START

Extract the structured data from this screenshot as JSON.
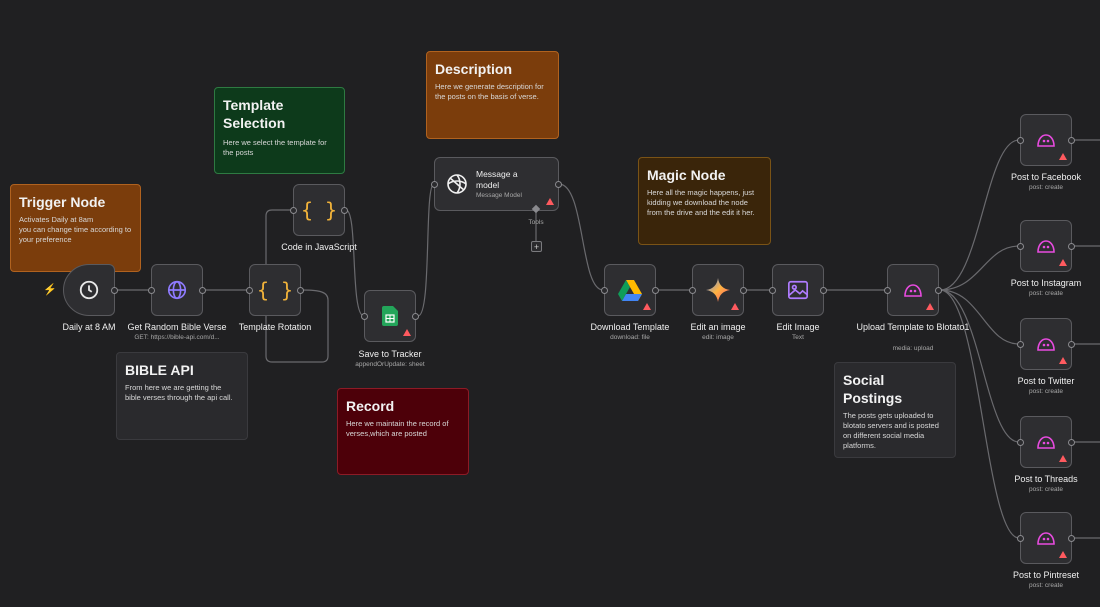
{
  "stickies": {
    "trigger": {
      "title": "Trigger Node",
      "body": "Activates Daily at 8am\nyou can change time according to your preference"
    },
    "template_selection": {
      "title": "Template Selection",
      "body": "Here we select the template for the posts"
    },
    "description": {
      "title": "Description",
      "body": "Here we generate description for the posts on the basis of verse."
    },
    "magic": {
      "title": "Magic Node",
      "body": "Here all the magic happens, just kidding we download the node from the drive and the edit it her."
    },
    "bible": {
      "title": "BIBLE API",
      "body": "From here we are getting the bible verses through the api call."
    },
    "record": {
      "title": "Record",
      "body": "Here we maintain the record of verses,which are posted"
    },
    "social": {
      "title": "Social Postings",
      "body": "The posts gets uploaded to blotato servers and is posted on different social media platforms."
    }
  },
  "nodes": {
    "daily": {
      "label": "Daily at 8 AM",
      "icon": "clock-icon"
    },
    "bible_verse": {
      "label": "Get Random Bible Verse",
      "sub": "GET: https://bible-api.com/d...",
      "icon": "globe-icon"
    },
    "template_rotation": {
      "label": "Template Rotation",
      "icon": "code-icon"
    },
    "code_js": {
      "label": "Code in JavaScript",
      "icon": "code-icon"
    },
    "save_tracker": {
      "label": "Save to Tracker",
      "sub": "appendOrUpdate: sheet",
      "icon": "sheets-icon"
    },
    "message_model": {
      "label": "Message a model",
      "sub": "Message Model",
      "tools": "Tools",
      "icon": "openai-icon"
    },
    "download_template": {
      "label": "Download Template",
      "sub": "download: file",
      "icon": "drive-icon"
    },
    "edit_an_image": {
      "label": "Edit an image",
      "sub": "edit: image",
      "icon": "gemini-icon"
    },
    "edit_image": {
      "label": "Edit Image",
      "sub": "Text",
      "icon": "image-icon"
    },
    "upload_template": {
      "label": "Upload Template to Blotato1",
      "sub": "media: upload",
      "icon": "blotato-icon"
    },
    "facebook": {
      "label": "Post to Facebook",
      "sub": "post: create",
      "icon": "blotato-icon"
    },
    "instagram": {
      "label": "Post to Instagram",
      "sub": "post: create",
      "icon": "blotato-icon"
    },
    "twitter": {
      "label": "Post to Twitter",
      "sub": "post: create",
      "icon": "blotato-icon"
    },
    "threads": {
      "label": "Post to Threads",
      "sub": "post: create",
      "icon": "blotato-icon"
    },
    "pintreset": {
      "label": "Post to Pintreset",
      "sub": "post: create",
      "icon": "blotato-icon"
    }
  },
  "colors": {
    "canvas": "#202022",
    "edge": "#6a6a6e",
    "warning": "#ff5a5f",
    "trigger_bolt": "#ff6d2e"
  }
}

END

The request = Omit every picture, and otherwise quote the entries exactly.

Output for this exercise =
Extract the structured data from this screenshot as JSON.
{
  "stickies": {
    "trigger": {
      "title": "Trigger Node",
      "body": "Activates Daily at 8am\nyou can change time according to your preference"
    },
    "template_selection": {
      "title": "Template Selection",
      "body": "Here we select the template for the posts"
    },
    "description": {
      "title": "Description",
      "body": "Here we generate description for the posts on the basis of verse."
    },
    "magic": {
      "title": "Magic Node",
      "body": "Here all the magic happens, just kidding we download the node from the drive and the edit it her."
    },
    "bible": {
      "title": "BIBLE API",
      "body": "From here we are getting the bible verses through the api call."
    },
    "record": {
      "title": "Record",
      "body": "Here we maintain the record of verses,which are posted"
    },
    "social": {
      "title": "Social Postings",
      "body": "The posts gets uploaded to blotato servers and is posted on different social media platforms."
    }
  },
  "nodes": {
    "daily": {
      "label": "Daily at 8 AM",
      "icon": "clock-icon"
    },
    "bible_verse": {
      "label": "Get Random Bible Verse",
      "sub": "GET: https://bible-api.com/d...",
      "icon": "globe-icon"
    },
    "template_rotation": {
      "label": "Template Rotation",
      "icon": "code-icon"
    },
    "code_js": {
      "label": "Code in JavaScript",
      "icon": "code-icon"
    },
    "save_tracker": {
      "label": "Save to Tracker",
      "sub": "appendOrUpdate: sheet",
      "icon": "sheets-icon"
    },
    "message_model": {
      "label": "Message a model",
      "sub": "Message Model",
      "tools": "Tools",
      "icon": "openai-icon"
    },
    "download_template": {
      "label": "Download Template",
      "sub": "download: file",
      "icon": "drive-icon"
    },
    "edit_an_image": {
      "label": "Edit an image",
      "sub": "edit: image",
      "icon": "gemini-icon"
    },
    "edit_image": {
      "label": "Edit Image",
      "sub": "Text",
      "icon": "image-icon"
    },
    "upload_template": {
      "label": "Upload Template to Blotato1",
      "sub": "media: upload",
      "icon": "blotato-icon"
    },
    "facebook": {
      "label": "Post to Facebook",
      "sub": "post: create",
      "icon": "blotato-icon"
    },
    "instagram": {
      "label": "Post to Instagram",
      "sub": "post: create",
      "icon": "blotato-icon"
    },
    "twitter": {
      "label": "Post to Twitter",
      "sub": "post: create",
      "icon": "blotato-icon"
    },
    "threads": {
      "label": "Post to Threads",
      "sub": "post: create",
      "icon": "blotato-icon"
    },
    "pintreset": {
      "label": "Post to Pintreset",
      "sub": "post: create",
      "icon": "blotato-icon"
    }
  },
  "colors": {
    "canvas": "#202022",
    "edge": "#6a6a6e",
    "warning": "#ff5a5f",
    "trigger_bolt": "#ff6d2e"
  }
}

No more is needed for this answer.